**Record extracts**
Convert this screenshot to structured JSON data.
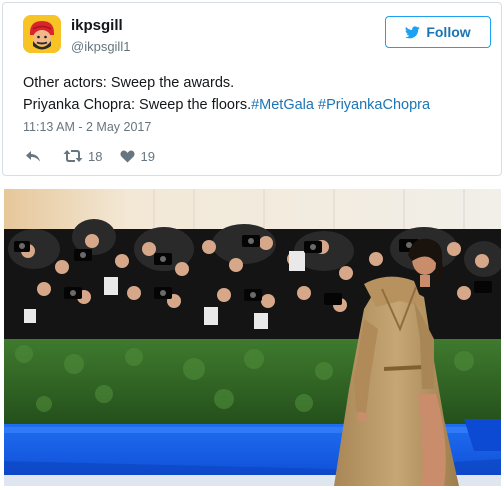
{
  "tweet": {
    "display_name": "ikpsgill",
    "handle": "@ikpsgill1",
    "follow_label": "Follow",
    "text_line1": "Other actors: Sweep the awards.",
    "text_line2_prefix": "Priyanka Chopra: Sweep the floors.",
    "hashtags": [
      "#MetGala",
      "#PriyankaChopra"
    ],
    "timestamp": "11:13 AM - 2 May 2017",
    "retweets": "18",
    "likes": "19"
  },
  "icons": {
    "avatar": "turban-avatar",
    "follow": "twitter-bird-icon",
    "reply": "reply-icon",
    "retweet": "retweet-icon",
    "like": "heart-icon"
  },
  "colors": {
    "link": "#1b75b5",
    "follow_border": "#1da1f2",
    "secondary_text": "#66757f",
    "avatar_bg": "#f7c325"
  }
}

---

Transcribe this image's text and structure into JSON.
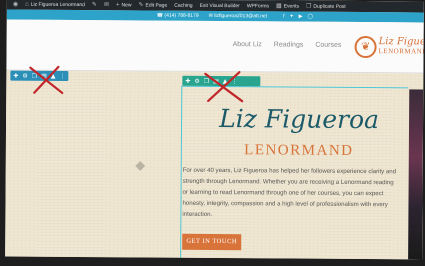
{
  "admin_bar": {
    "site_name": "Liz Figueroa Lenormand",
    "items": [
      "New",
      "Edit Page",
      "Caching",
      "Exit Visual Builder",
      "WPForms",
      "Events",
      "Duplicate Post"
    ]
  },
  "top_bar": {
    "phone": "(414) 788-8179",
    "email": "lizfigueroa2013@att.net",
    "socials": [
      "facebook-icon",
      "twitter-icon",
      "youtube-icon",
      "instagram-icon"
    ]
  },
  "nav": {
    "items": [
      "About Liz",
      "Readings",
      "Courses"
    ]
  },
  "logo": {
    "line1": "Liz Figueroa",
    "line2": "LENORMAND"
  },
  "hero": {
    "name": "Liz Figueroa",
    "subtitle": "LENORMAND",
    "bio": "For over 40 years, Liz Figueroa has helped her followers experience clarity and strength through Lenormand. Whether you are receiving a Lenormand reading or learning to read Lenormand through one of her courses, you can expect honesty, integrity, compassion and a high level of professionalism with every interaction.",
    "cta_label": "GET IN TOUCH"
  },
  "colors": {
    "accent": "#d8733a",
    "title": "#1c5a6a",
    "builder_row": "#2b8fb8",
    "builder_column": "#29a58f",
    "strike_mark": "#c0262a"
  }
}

--

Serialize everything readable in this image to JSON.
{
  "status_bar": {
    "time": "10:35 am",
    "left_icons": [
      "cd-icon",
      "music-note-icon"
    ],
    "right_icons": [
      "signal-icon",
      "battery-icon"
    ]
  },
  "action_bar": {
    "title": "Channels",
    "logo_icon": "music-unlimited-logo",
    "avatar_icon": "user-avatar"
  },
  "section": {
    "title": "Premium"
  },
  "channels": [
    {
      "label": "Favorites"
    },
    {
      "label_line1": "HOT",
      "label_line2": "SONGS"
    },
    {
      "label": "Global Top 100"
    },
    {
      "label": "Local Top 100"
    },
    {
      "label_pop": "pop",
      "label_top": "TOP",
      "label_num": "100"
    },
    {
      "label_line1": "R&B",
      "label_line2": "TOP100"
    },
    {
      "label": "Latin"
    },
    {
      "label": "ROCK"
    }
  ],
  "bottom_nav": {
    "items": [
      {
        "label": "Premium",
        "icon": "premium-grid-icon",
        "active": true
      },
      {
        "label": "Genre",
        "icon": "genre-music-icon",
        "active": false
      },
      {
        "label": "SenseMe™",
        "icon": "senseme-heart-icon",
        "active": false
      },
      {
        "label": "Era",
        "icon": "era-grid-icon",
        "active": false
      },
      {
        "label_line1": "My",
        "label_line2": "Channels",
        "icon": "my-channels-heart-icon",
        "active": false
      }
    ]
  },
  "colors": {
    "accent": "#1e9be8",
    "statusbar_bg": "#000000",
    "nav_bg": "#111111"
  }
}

**Task brief**
From the entries above, collect every line with the string "grid" in it.

**Result for this task**
        "icon": "premium-grid-icon",
        "icon": "era-grid-icon",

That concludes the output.